** start SOURCE DATA **

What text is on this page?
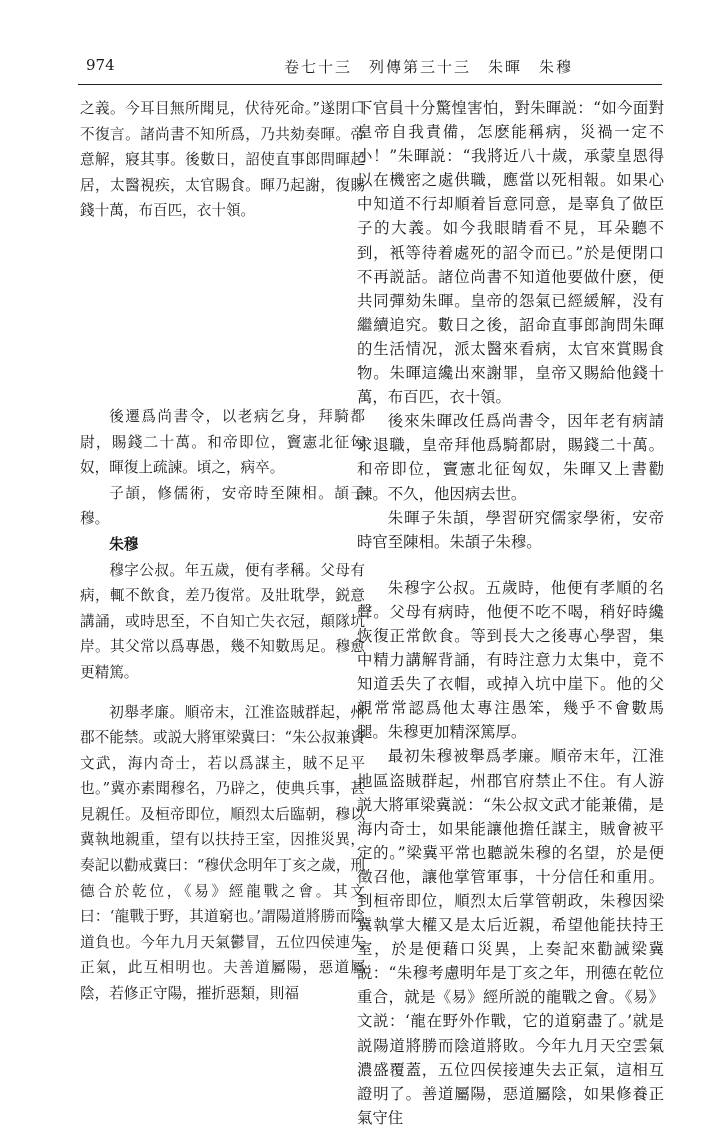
974	卷七十三　列傳第三十三　朱暉　朱穆

之義。今耳目無所聞見，伏待死命。”遂閉口不復言。諸尚書不知所爲，乃共劾奏暉。帝意解，寢其事。後數日，詔使直事郎問暉起居，太醫視疾，太官賜食。暉乃起謝，復賜錢十萬，布百匹，衣十領。

後遷爲尚書令，以老病乞身，拜騎都尉，賜錢二十萬。和帝即位，竇憲北征匈奴，暉復上疏諫。頃之，病卒。

子頡，修儒術，安帝時至陳相。頡子穆。

朱穆

穆字公叔。年五歲，便有孝稱。父母有病，輒不飲食，差乃復常。及壯耽學，鋭意講誦，或時思至，不自知亡失衣冠，顛隊坑岸。其父常以爲專愚，幾不知數馬足。穆愈更精篤。

初舉孝廉。順帝末，江淮盗賊群起，州郡不能禁。或説大將軍梁冀曰：“朱公叔兼資文武，海内奇士，若以爲謀主，賊不足平也。”冀亦素聞穆名，乃辟之，使典兵事，甚見親任。及桓帝即位，順烈太后臨朝，穆以冀執地親重，望有以扶持王室，因推災異，奏記以勸戒冀曰：“穆伏念明年丁亥之歲，刑德合於乾位，《易》經龍戰之會。其文曰：‘龍戰于野，其道窮也。’謂陽道將勝而陰道負也。今年九月天氣鬱冒，五位四侯連失正氣，此互相明也。夫善道屬陽，惡道屬陰，若修正守陽，摧折惡類，則福

下官員十分驚惶害怕，對朱暉説：“如今面對皇帝自我責備，怎麽能稱病，災禍一定不小！”朱暉説：“我將近八十歲，承蒙皇恩得以在機密之處供職，應當以死相報。如果心中知道不行却順着旨意同意，是辜負了做臣子的大義。如今我眼睛看不見，耳朵聽不到，衹等待着處死的詔令而已。”於是便閉口不再説話。諸位尚書不知道他要做什麽，便共同彈劾朱暉。皇帝的怨氣已經緩解，没有繼續追究。數日之後，詔命直事郎詢問朱暉的生活情况，派太醫來看病，太官來賞賜食物。朱暉這纔出來謝罪，皇帝又賜給他錢十萬，布百匹，衣十領。

後來朱暉改任爲尚書令，因年老有病請求退職，皇帝拜他爲騎都尉，賜錢二十萬。和帝即位，竇憲北征匈奴，朱暉又上書勸諫。不久，他因病去世。

朱暉子朱頡，學習研究儒家學術，安帝時官至陳相。朱頡子朱穆。

朱穆字公叔。五歲時，他便有孝順的名聲。父母有病時，他便不吃不喝，稍好時纔恢復正常飲食。等到長大之後專心學習，集中精力講解背誦，有時注意力太集中，竟不知道丢失了衣帽，或掉入坑中崖下。他的父親常常認爲他太專注愚笨，幾乎不會數馬腿。朱穆更加精深篤厚。

最初朱穆被舉爲孝廉。順帝末年，江淮地區盗賊群起，州郡官府禁止不住。有人游説大將軍梁冀説：“朱公叔文武才能兼備，是海内奇士，如果能讓他擔任謀主，賊會被平定的。”梁冀平常也聽説朱穆的名望，於是便徵召他，讓他掌管軍事，十分信任和重用。到桓帝即位，順烈太后掌管朝政，朱穆因梁冀執掌大權又是太后近親，希望他能扶持王室，於是便藉口災異，上奏記來勸誡梁冀説：“朱穆考慮明年是丁亥之年，刑德在乾位重合，就是《易》經所説的龍戰之會。《易》文説：‘龍在野外作戰，它的道窮盡了。’就是説陽道將勝而陰道將敗。今年九月天空雲氣濃盛覆蓋，五位四侯接連失去正氣，這相互證明了。善道屬陽，惡道屬陰，如果修養正氣守住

** end SOURCE DATA **

● **GOAL**: Copy every record above exactly, leaving out any pictures.

● **COMPLETE ANSWER**:
What text is on this page?
974	卷七十三　列傳第三十三　朱暉　朱穆

之義。今耳目無所聞見，伏待死命。”遂閉口不復言。諸尚書不知所爲，乃共劾奏暉。帝意解，寢其事。後數日，詔使直事郎問暉起居，太醫視疾，太官賜食。暉乃起謝，復賜錢十萬，布百匹，衣十領。

後遷爲尚書令，以老病乞身，拜騎都尉，賜錢二十萬。和帝即位，竇憲北征匈奴，暉復上疏諫。頃之，病卒。

子頡，修儒術，安帝時至陳相。頡子穆。

朱穆

穆字公叔。年五歲，便有孝稱。父母有病，輒不飲食，差乃復常。及壯耽學，鋭意講誦，或時思至，不自知亡失衣冠，顛隊坑岸。其父常以爲專愚，幾不知數馬足。穆愈更精篤。

初舉孝廉。順帝末，江淮盗賊群起，州郡不能禁。或説大將軍梁冀曰：“朱公叔兼資文武，海内奇士，若以爲謀主，賊不足平也。”冀亦素聞穆名，乃辟之，使典兵事，甚見親任。及桓帝即位，順烈太后臨朝，穆以冀執地親重，望有以扶持王室，因推災異，奏記以勸戒冀曰：“穆伏念明年丁亥之歲，刑德合於乾位，《易》經龍戰之會。其文曰：‘龍戰于野，其道窮也。’謂陽道將勝而陰道負也。今年九月天氣鬱冒，五位四侯連失正氣，此互相明也。夫善道屬陽，惡道屬陰，若修正守陽，摧折惡類，則福

下官員十分驚惶害怕，對朱暉説：“如今面對皇帝自我責備，怎麽能稱病，災禍一定不小！”朱暉説：“我將近八十歲，承蒙皇恩得以在機密之處供職，應當以死相報。如果心中知道不行却順着旨意同意，是辜負了做臣子的大義。如今我眼睛看不見，耳朵聽不到，衹等待着處死的詔令而已。”於是便閉口不再説話。諸位尚書不知道他要做什麽，便共同彈劾朱暉。皇帝的怨氣已經緩解，没有繼續追究。數日之後，詔命直事郎詢問朱暉的生活情况，派太醫來看病，太官來賞賜食物。朱暉這纔出來謝罪，皇帝又賜給他錢十萬，布百匹，衣十領。

後來朱暉改任爲尚書令，因年老有病請求退職，皇帝拜他爲騎都尉，賜錢二十萬。和帝即位，竇憲北征匈奴，朱暉又上書勸諫。不久，他因病去世。

朱暉子朱頡，學習研究儒家學術，安帝時官至陳相。朱頡子朱穆。

朱穆字公叔。五歲時，他便有孝順的名聲。父母有病時，他便不吃不喝，稍好時纔恢復正常飲食。等到長大之後專心學習，集中精力講解背誦，有時注意力太集中，竟不知道丢失了衣帽，或掉入坑中崖下。他的父親常常認爲他太專注愚笨，幾乎不會數馬腿。朱穆更加精深篤厚。

最初朱穆被舉爲孝廉。順帝末年，江淮地區盗賊群起，州郡官府禁止不住。有人游説大將軍梁冀説：“朱公叔文武才能兼備，是海内奇士，如果能讓他擔任謀主，賊會被平定的。”梁冀平常也聽説朱穆的名望，於是便徵召他，讓他掌管軍事，十分信任和重用。到桓帝即位，順烈太后掌管朝政，朱穆因梁冀執掌大權又是太后近親，希望他能扶持王室，於是便藉口災異，上奏記來勸誡梁冀説：“朱穆考慮明年是丁亥之年，刑德在乾位重合，就是《易》經所説的龍戰之會。《易》文説：‘龍在野外作戰，它的道窮盡了。’就是説陽道將勝而陰道將敗。今年九月天空雲氣濃盛覆蓋，五位四侯接連失去正氣，這相互證明了。善道屬陽，惡道屬陰，如果修養正氣守住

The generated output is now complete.